● EXERCISE AIM:
Can you quote each of the items below word for word, line by line, with nothing changed?

● PROVIDED INFORMATION:
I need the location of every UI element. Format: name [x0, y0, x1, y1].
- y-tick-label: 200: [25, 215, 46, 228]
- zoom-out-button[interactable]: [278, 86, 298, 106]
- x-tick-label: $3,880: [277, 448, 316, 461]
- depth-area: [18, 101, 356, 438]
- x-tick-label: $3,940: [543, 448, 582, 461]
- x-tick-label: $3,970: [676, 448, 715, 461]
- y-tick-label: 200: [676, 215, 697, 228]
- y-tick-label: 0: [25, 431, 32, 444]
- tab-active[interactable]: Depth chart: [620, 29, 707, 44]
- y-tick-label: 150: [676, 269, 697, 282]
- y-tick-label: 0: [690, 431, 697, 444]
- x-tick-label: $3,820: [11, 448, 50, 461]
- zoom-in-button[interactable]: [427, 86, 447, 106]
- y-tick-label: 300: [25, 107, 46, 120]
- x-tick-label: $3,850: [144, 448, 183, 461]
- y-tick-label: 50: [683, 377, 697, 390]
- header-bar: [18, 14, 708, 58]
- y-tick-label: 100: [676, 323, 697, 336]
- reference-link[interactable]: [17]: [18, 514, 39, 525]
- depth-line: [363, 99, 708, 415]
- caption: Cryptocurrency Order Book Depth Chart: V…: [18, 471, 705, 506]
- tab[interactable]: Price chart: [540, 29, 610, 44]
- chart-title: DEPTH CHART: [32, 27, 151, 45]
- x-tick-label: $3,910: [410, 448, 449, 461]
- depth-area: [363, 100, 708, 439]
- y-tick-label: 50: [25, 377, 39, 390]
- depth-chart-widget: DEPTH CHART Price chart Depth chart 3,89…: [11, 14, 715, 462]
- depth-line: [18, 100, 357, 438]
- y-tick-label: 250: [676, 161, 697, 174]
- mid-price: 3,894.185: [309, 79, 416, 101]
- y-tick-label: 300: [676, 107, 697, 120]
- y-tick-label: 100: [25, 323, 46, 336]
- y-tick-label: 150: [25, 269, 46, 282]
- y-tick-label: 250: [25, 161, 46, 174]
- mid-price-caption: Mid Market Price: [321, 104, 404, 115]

● TASK OUTPUT:
I need the location of every UI element. Format: name [x0, y0, x1, y1].
- y-tick-label: 200: [25, 215, 46, 228]
- zoom-out-button[interactable]: [278, 86, 298, 106]
- x-tick-label: $3,880: [277, 448, 316, 461]
- depth-area: [18, 101, 356, 438]
- x-tick-label: $3,940: [543, 448, 582, 461]
- x-tick-label: $3,970: [676, 448, 715, 461]
- y-tick-label: 200: [676, 215, 697, 228]
- y-tick-label: 0: [25, 431, 32, 444]
- tab-active[interactable]: Depth chart: [620, 29, 707, 44]
- y-tick-label: 150: [676, 269, 697, 282]
- y-tick-label: 0: [690, 431, 697, 444]
- x-tick-label: $3,820: [11, 448, 50, 461]
- zoom-in-button[interactable]: [427, 86, 447, 106]
- y-tick-label: 300: [25, 107, 46, 120]
- x-tick-label: $3,850: [144, 448, 183, 461]
- y-tick-label: 50: [683, 377, 697, 390]
- header-bar: [18, 14, 708, 58]
- y-tick-label: 100: [676, 323, 697, 336]
- reference-link[interactable]: [17]: [18, 514, 39, 525]
- depth-line: [363, 99, 708, 415]
- caption: Cryptocurrency Order Book Depth Chart: V…: [18, 471, 705, 506]
- tab[interactable]: Price chart: [540, 29, 610, 44]
- chart-title: DEPTH CHART: [32, 27, 151, 45]
- x-tick-label: $3,910: [410, 448, 449, 461]
- depth-area: [363, 100, 708, 439]
- y-tick-label: 50: [25, 377, 39, 390]
- depth-chart-widget: DEPTH CHART Price chart Depth chart 3,89…: [11, 14, 715, 462]
- depth-line: [18, 100, 357, 438]
- y-tick-label: 250: [676, 161, 697, 174]
- mid-price: 3,894.185: [309, 79, 416, 101]
- y-tick-label: 300: [676, 107, 697, 120]
- y-tick-label: 100: [25, 323, 46, 336]
- y-tick-label: 150: [25, 269, 46, 282]
- y-tick-label: 250: [25, 161, 46, 174]
- mid-price-caption: Mid Market Price: [321, 104, 404, 115]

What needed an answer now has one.